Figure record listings

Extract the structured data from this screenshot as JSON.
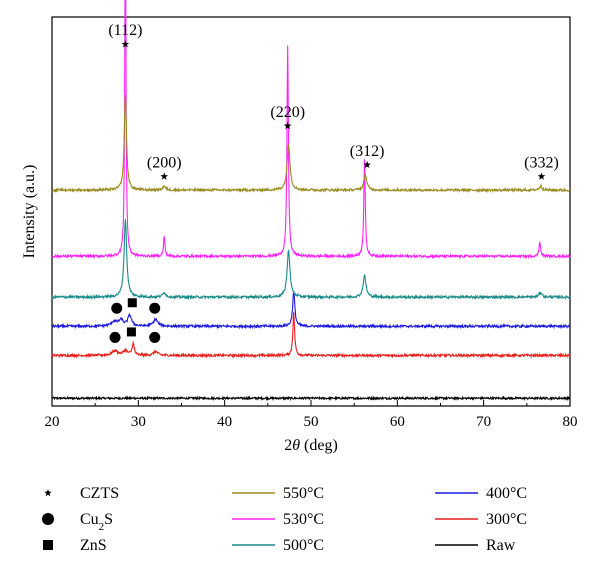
{
  "chart_data": {
    "type": "line",
    "xlabel": "2θ (deg)",
    "xlabel_prefix": "2",
    "xlabel_var": "θ",
    "xlabel_unit": " (deg)",
    "ylabel": "Intensity (a.u.)",
    "xlim": [
      20,
      80
    ],
    "x_ticks": [
      20,
      30,
      40,
      50,
      60,
      70,
      80
    ],
    "y_ticks_labeled": false,
    "grid": false,
    "legend_position": "bottom",
    "series": [
      {
        "name": "Raw",
        "color": "#000000",
        "baseline": 0.02,
        "noise": 0.0025,
        "peaks": []
      },
      {
        "name": "300°C",
        "color": "#e8201a",
        "baseline": 0.13,
        "noise": 0.003,
        "peaks": [
          [
            27.3,
            0.012,
            0.4
          ],
          [
            28.5,
            0.012,
            0.3
          ],
          [
            29.4,
            0.03,
            0.15
          ],
          [
            32.0,
            0.01,
            0.3
          ],
          [
            48.0,
            0.11,
            0.12
          ]
        ]
      },
      {
        "name": "400°C",
        "color": "#1c1ae0",
        "baseline": 0.205,
        "noise": 0.003,
        "peaks": [
          [
            27.2,
            0.012,
            0.4
          ],
          [
            28.0,
            0.015,
            0.3
          ],
          [
            29.0,
            0.028,
            0.25
          ],
          [
            32.0,
            0.018,
            0.3
          ],
          [
            48.0,
            0.09,
            0.15
          ]
        ]
      },
      {
        "name": "500°C",
        "color": "#1a8a8a",
        "baseline": 0.28,
        "noise": 0.003,
        "peaks": [
          [
            28.5,
            0.2,
            0.18
          ],
          [
            33.0,
            0.012,
            0.2
          ],
          [
            47.4,
            0.12,
            0.2
          ],
          [
            56.2,
            0.055,
            0.2
          ],
          [
            76.6,
            0.012,
            0.2
          ]
        ]
      },
      {
        "name": "530°C",
        "color": "#ff22ff",
        "baseline": 0.385,
        "noise": 0.003,
        "peaks": [
          [
            28.5,
            0.89,
            0.08
          ],
          [
            33.0,
            0.05,
            0.1
          ],
          [
            47.3,
            0.54,
            0.1
          ],
          [
            56.2,
            0.25,
            0.1
          ],
          [
            76.5,
            0.04,
            0.1
          ]
        ]
      },
      {
        "name": "550°C",
        "color": "#9a8c22",
        "baseline": 0.555,
        "noise": 0.003,
        "peaks": [
          [
            28.5,
            0.25,
            0.15
          ],
          [
            33.0,
            0.01,
            0.2
          ],
          [
            47.4,
            0.12,
            0.2
          ],
          [
            56.3,
            0.04,
            0.2
          ],
          [
            76.6,
            0.01,
            0.2
          ]
        ]
      }
    ],
    "peak_annotations": [
      {
        "label": "(112)",
        "x": 28.5,
        "y": 0.93
      },
      {
        "label": "(200)",
        "x": 33.0,
        "y": 0.59
      },
      {
        "label": "(220)",
        "x": 47.3,
        "y": 0.72
      },
      {
        "label": "(312)",
        "x": 56.5,
        "y": 0.62
      },
      {
        "label": "(332)",
        "x": 76.7,
        "y": 0.59
      }
    ],
    "phase_markers": [
      {
        "series": "400°C",
        "markers": [
          [
            "circle",
            27.5
          ],
          [
            "square",
            29.3
          ],
          [
            "circle",
            31.9
          ]
        ]
      },
      {
        "series": "300°C",
        "markers": [
          [
            "circle",
            27.3
          ],
          [
            "square",
            29.2
          ],
          [
            "circle",
            31.9
          ]
        ]
      }
    ],
    "legend": {
      "markers": [
        {
          "symbol": "star",
          "label": "CZTS"
        },
        {
          "symbol": "circle",
          "label_main": "Cu",
          "label_sub": "2",
          "label_end": "S",
          "label": "Cu2S"
        },
        {
          "symbol": "square",
          "label": "ZnS"
        }
      ],
      "lines": [
        {
          "label": "550°C",
          "color": "#9a8c22"
        },
        {
          "label": "530°C",
          "color": "#ff22ff"
        },
        {
          "label": "500°C",
          "color": "#1a8a8a"
        },
        {
          "label": "400°C",
          "color": "#1c1ae0"
        },
        {
          "label": "300°C",
          "color": "#e8201a"
        },
        {
          "label": "Raw",
          "color": "#000000"
        }
      ]
    }
  }
}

Task description
Go through the records above, find every line with the word "baseline", and list those lines.

Exercise response
        "baseline": 0.02,
        "baseline": 0.13,
        "baseline": 0.205,
        "baseline": 0.28,
        "baseline": 0.385,
        "baseline": 0.555,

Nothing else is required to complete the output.